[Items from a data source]
========
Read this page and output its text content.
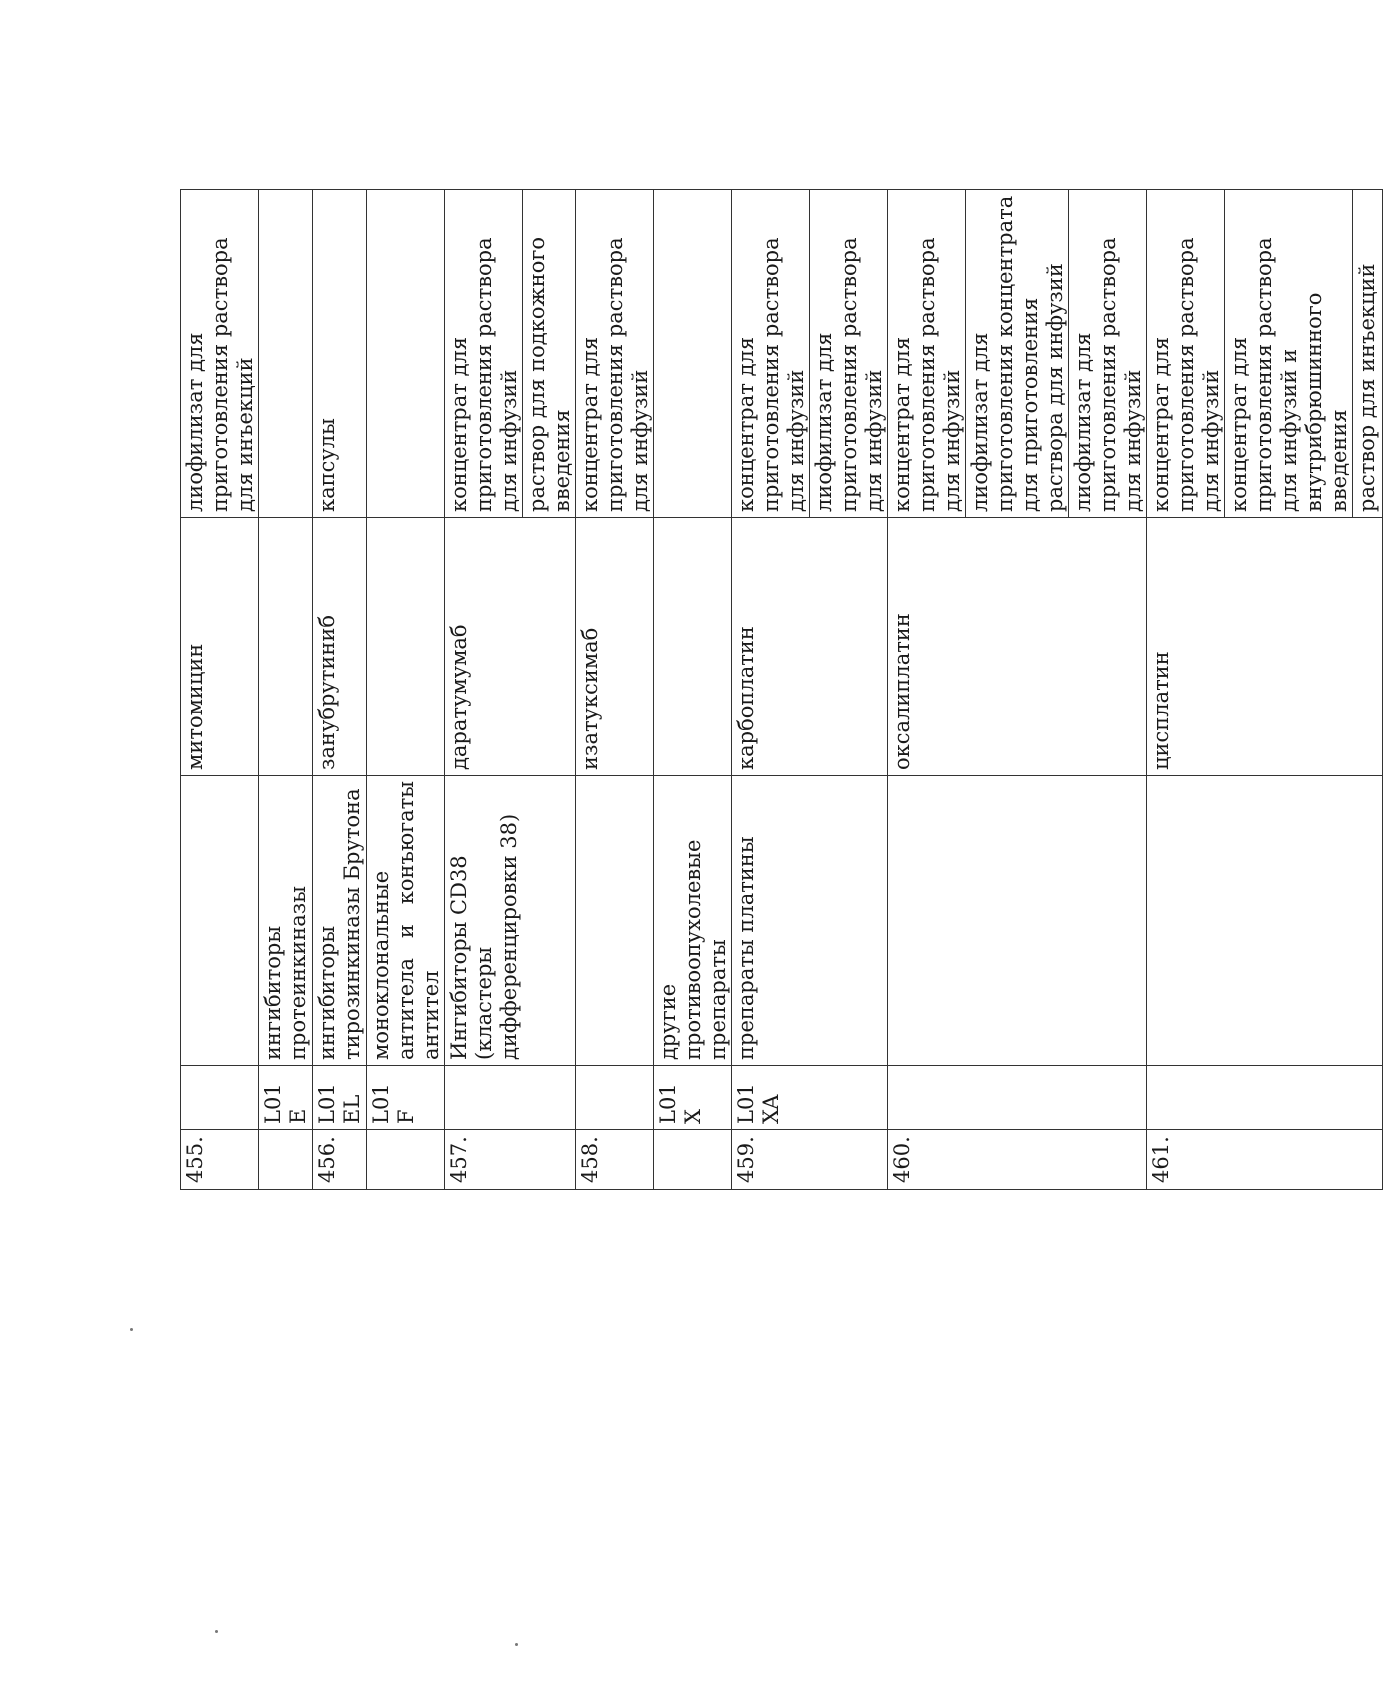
455.			митомицин	лиофилизат для приготовления раствора для инъекций
	L01E	ингибиторы протеинкиназы		
456.	L01EL	ингибиторы тирозинкиназы Брутона	занубрутиниб	капсулы
	L01F	моноклональные антитела и конъюгаты антител		

457.		Ингибиторы CD38 (кластеры дифференцировки 38)	даратумумаб	концентрат для приготовления раствора для инфузий
				раствор для подкожного введения
458.			изатуксимаб	концентрат для приготовления раствора для инфузий
	L01X	другие противоопухолевые препараты		
459.	L01XA	препараты платины	карбоплатин	концентрат для приготовления раствора для инфузий
				лиофилизат для приготовления раствора для инфузий
460.			оксалиплатин	концентрат для приготовления раствора для инфузий
				лиофилизат для приготовления концентрата для приготовления раствора для инфузий
				лиофилизат для приготовления раствора для инфузий
461.			цисплатин	концентрат для приготовления раствора для инфузий
				концентрат для приготовления раствора для инфузий и внутрибрюшинного введения
				раствор для инъекций
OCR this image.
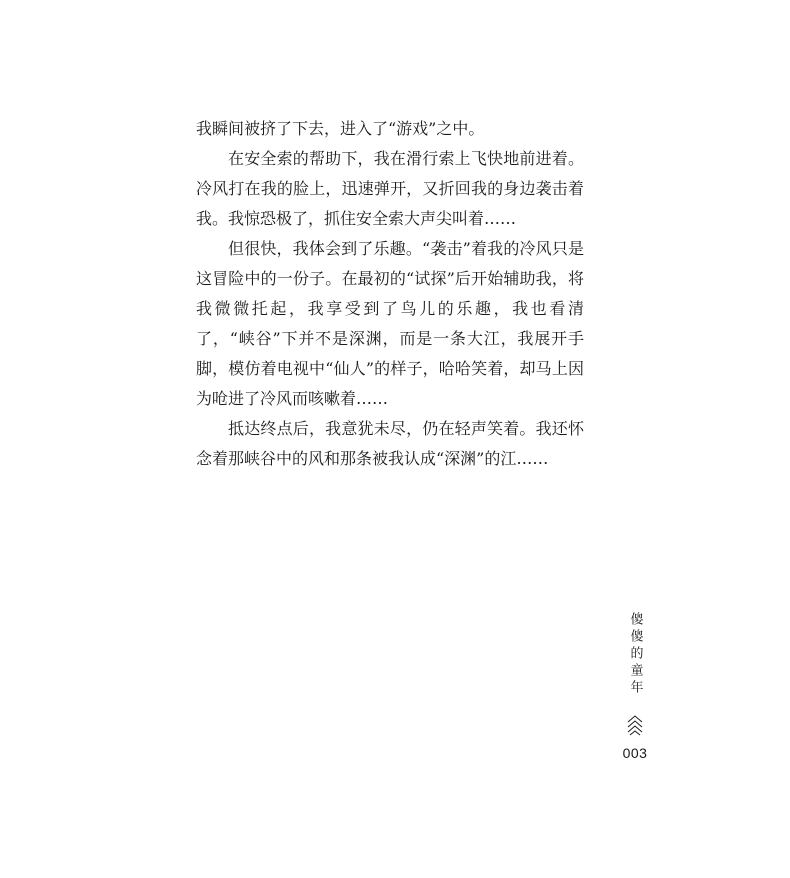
我瞬间被挤了下去，进入了“游戏”之中。

在安全索的帮助下，我在滑行索上飞快地前进着。冷风打在我的脸上，迅速弹开，又折回我的身边袭击着我。我惊恐极了，抓住安全索大声尖叫着……

但很快，我体会到了乐趣。“袭击”着我的冷风只是这冒险中的一份子。在最初的“试探”后开始辅助我，将我微微托起，我享受到了鸟儿的乐趣，我也看清了，“峡谷”下并不是深渊，而是一条大江，我展开手脚，模仿着电视中“仙人”的样子，哈哈笑着，却马上因为呛进了冷风而咳嗽着……

抵达终点后，我意犹未尽，仍在轻声笑着。我还怀念着那峡谷中的风和那条被我认成“深渊”的江……

傻傻的童年
003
========
TASK BRIEF: Each record above must be returned exactly as written, with its pictures omitted.

COMPLETE ANSWER:
Read this page and output its text content.
455.			митомицин	лиофилизат для приготовления раствора для инъекций
	L01E	ингибиторы протеинкиназы		
456.	L01EL	ингибиторы тирозинкиназы Брутона	занубрутиниб	капсулы
	L01F	моноклональные антитела и конъюгаты антител		

457.		Ингибиторы CD38 (кластеры дифференцировки 38)	даратумумаб	концентрат для приготовления раствора для инфузий
				раствор для подкожного введения
458.			изатуксимаб	концентрат для приготовления раствора для инфузий
	L01X	другие противоопухолевые препараты		
459.	L01XA	препараты платины	карбоплатин	концентрат для приготовления раствора для инфузий
				лиофилизат для приготовления раствора для инфузий
460.			оксалиплатин	концентрат для приготовления раствора для инфузий
				лиофилизат для приготовления концентрата для приготовления раствора для инфузий
				лиофилизат для приготовления раствора для инфузий
461.			цисплатин	концентрат для приготовления раствора для инфузий
				концентрат для приготовления раствора для инфузий и внутрибрюшинного введения
				раствор для инъекций
OCR this image.
我瞬间被挤了下去，进入了“游戏”之中。

在安全索的帮助下，我在滑行索上飞快地前进着。冷风打在我的脸上，迅速弹开，又折回我的身边袭击着我。我惊恐极了，抓住安全索大声尖叫着……

但很快，我体会到了乐趣。“袭击”着我的冷风只是这冒险中的一份子。在最初的“试探”后开始辅助我，将我微微托起，我享受到了鸟儿的乐趣，我也看清了，“峡谷”下并不是深渊，而是一条大江，我展开手脚，模仿着电视中“仙人”的样子，哈哈笑着，却马上因为呛进了冷风而咳嗽着……

抵达终点后，我意犹未尽，仍在轻声笑着。我还怀念着那峡谷中的风和那条被我认成“深渊”的江……

傻傻的童年
003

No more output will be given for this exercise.